>> Start
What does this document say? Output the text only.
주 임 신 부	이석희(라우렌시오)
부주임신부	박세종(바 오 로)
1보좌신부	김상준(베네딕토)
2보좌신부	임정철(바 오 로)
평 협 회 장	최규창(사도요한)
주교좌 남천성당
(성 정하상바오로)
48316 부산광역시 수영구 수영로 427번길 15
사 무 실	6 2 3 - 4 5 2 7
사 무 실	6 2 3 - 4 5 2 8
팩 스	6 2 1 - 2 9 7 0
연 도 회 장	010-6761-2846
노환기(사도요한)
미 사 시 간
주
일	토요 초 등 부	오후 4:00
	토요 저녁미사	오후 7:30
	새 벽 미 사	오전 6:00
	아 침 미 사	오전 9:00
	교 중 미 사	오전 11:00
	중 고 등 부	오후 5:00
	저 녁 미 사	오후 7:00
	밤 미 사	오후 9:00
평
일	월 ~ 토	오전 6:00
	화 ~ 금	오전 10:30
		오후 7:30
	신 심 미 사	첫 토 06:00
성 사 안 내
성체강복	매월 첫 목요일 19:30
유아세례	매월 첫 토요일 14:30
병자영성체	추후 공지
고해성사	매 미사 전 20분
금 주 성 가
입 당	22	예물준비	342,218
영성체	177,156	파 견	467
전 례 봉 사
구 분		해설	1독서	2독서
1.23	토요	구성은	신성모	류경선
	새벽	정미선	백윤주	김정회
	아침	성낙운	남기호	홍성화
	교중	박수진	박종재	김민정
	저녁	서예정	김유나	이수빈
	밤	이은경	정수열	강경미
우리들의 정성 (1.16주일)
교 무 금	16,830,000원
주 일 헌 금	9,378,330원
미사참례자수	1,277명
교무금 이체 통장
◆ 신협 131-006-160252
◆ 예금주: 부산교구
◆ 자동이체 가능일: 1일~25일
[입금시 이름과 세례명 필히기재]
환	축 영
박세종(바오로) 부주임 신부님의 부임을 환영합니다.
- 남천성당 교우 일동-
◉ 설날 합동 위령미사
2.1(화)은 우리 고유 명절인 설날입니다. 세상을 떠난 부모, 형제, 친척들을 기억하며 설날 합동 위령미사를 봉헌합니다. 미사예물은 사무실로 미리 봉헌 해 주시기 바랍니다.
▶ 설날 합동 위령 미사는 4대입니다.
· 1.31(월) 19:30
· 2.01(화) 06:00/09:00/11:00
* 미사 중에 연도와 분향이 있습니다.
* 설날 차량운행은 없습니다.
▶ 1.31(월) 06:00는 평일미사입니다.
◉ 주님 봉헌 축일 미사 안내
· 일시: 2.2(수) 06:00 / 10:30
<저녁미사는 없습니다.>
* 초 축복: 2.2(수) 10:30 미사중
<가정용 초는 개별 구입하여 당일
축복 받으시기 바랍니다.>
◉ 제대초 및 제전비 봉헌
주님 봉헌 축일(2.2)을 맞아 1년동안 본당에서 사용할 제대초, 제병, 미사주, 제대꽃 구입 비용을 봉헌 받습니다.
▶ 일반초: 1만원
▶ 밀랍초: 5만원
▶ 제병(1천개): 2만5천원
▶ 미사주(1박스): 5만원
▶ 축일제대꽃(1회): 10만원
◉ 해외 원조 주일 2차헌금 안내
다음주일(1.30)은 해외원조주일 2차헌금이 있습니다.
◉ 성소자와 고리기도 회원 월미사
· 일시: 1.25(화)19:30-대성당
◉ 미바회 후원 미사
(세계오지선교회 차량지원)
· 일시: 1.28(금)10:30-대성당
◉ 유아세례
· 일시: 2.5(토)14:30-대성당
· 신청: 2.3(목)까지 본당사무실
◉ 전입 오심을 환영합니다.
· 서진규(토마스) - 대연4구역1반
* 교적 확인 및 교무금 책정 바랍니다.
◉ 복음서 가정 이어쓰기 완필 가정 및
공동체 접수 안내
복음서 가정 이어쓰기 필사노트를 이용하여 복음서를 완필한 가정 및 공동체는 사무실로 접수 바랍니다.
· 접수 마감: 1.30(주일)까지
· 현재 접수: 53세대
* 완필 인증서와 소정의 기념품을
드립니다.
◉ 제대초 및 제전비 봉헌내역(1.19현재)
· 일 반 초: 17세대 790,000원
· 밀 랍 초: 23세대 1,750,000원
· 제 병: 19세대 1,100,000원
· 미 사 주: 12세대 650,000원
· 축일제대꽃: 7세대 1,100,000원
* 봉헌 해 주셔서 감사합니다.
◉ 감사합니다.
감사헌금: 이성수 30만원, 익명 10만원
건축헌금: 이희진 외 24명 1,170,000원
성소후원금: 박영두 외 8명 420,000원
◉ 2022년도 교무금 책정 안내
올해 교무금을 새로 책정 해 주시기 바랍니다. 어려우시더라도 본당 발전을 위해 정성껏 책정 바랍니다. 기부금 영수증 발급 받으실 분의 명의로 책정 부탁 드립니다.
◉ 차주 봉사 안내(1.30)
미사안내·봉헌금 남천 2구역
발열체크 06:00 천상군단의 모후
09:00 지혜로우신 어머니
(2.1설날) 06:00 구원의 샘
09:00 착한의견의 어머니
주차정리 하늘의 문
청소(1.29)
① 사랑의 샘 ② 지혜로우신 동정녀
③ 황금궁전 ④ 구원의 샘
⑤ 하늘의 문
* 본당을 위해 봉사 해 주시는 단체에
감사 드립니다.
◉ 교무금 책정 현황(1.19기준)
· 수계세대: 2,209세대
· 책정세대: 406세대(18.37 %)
>> End
Reply with one number only: the count of lines in the entries that contain "이어쓰기".

2